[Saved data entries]
^^^^^^^^^^^^^^^^

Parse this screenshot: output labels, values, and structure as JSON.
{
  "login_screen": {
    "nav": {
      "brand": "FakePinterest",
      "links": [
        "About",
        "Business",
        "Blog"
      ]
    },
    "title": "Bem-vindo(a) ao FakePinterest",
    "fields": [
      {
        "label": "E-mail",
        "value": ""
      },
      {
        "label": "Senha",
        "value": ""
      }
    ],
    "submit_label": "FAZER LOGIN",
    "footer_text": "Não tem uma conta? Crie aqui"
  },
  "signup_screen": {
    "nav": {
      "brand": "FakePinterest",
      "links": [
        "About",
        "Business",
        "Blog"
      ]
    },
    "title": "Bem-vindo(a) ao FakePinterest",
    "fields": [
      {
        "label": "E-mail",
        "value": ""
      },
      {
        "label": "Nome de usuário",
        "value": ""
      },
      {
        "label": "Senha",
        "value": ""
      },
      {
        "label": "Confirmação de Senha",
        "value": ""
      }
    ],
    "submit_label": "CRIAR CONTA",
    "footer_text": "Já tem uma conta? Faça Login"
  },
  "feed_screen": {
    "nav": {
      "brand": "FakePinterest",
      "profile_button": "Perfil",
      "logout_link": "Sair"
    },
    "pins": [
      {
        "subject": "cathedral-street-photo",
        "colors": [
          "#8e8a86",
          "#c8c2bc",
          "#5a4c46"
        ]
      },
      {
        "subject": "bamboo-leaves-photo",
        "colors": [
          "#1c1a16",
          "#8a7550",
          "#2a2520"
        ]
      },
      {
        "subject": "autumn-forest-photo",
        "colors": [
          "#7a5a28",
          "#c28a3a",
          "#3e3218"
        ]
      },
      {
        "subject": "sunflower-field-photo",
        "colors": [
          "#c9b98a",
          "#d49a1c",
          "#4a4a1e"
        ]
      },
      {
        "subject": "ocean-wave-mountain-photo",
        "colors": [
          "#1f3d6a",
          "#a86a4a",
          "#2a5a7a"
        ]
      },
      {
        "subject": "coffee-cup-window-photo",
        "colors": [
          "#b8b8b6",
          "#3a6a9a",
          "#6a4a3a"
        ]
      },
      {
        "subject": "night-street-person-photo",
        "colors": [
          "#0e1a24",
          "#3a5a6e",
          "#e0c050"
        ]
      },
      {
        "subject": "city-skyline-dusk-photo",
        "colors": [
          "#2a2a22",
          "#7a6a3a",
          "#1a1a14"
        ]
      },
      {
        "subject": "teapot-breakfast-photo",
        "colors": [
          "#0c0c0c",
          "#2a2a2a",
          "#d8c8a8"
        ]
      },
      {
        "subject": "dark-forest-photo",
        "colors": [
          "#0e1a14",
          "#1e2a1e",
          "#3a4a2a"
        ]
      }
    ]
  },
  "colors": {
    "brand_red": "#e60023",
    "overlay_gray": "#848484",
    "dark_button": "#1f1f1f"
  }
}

^^^^^^^^^^^^^^^^

*WORK INSTRUCTIONS*
Write the data from above out again, exactly.

*TASK RESPONSE*
Parse this screenshot: output labels, values, and structure as JSON.
{
  "login_screen": {
    "nav": {
      "brand": "FakePinterest",
      "links": [
        "About",
        "Business",
        "Blog"
      ]
    },
    "title": "Bem-vindo(a) ao FakePinterest",
    "fields": [
      {
        "label": "E-mail",
        "value": ""
      },
      {
        "label": "Senha",
        "value": ""
      }
    ],
    "submit_label": "FAZER LOGIN",
    "footer_text": "Não tem uma conta? Crie aqui"
  },
  "signup_screen": {
    "nav": {
      "brand": "FakePinterest",
      "links": [
        "About",
        "Business",
        "Blog"
      ]
    },
    "title": "Bem-vindo(a) ao FakePinterest",
    "fields": [
      {
        "label": "E-mail",
        "value": ""
      },
      {
        "label": "Nome de usuário",
        "value": ""
      },
      {
        "label": "Senha",
        "value": ""
      },
      {
        "label": "Confirmação de Senha",
        "value": ""
      }
    ],
    "submit_label": "CRIAR CONTA",
    "footer_text": "Já tem uma conta? Faça Login"
  },
  "feed_screen": {
    "nav": {
      "brand": "FakePinterest",
      "profile_button": "Perfil",
      "logout_link": "Sair"
    },
    "pins": [
      {
        "subject": "cathedral-street-photo",
        "colors": [
          "#8e8a86",
          "#c8c2bc",
          "#5a4c46"
        ]
      },
      {
        "subject": "bamboo-leaves-photo",
        "colors": [
          "#1c1a16",
          "#8a7550",
          "#2a2520"
        ]
      },
      {
        "subject": "autumn-forest-photo",
        "colors": [
          "#7a5a28",
          "#c28a3a",
          "#3e3218"
        ]
      },
      {
        "subject": "sunflower-field-photo",
        "colors": [
          "#c9b98a",
          "#d49a1c",
          "#4a4a1e"
        ]
      },
      {
        "subject": "ocean-wave-mountain-photo",
        "colors": [
          "#1f3d6a",
          "#a86a4a",
          "#2a5a7a"
        ]
      },
      {
        "subject": "coffee-cup-window-photo",
        "colors": [
          "#b8b8b6",
          "#3a6a9a",
          "#6a4a3a"
        ]
      },
      {
        "subject": "night-street-person-photo",
        "colors": [
          "#0e1a24",
          "#3a5a6e",
          "#e0c050"
        ]
      },
      {
        "subject": "city-skyline-dusk-photo",
        "colors": [
          "#2a2a22",
          "#7a6a3a",
          "#1a1a14"
        ]
      },
      {
        "subject": "teapot-breakfast-photo",
        "colors": [
          "#0c0c0c",
          "#2a2a2a",
          "#d8c8a8"
        ]
      },
      {
        "subject": "dark-forest-photo",
        "colors": [
          "#0e1a14",
          "#1e2a1e",
          "#3a4a2a"
        ]
      }
    ]
  },
  "colors": {
    "brand_red": "#e60023",
    "overlay_gray": "#848484",
    "dark_button": "#1f1f1f"
  }
}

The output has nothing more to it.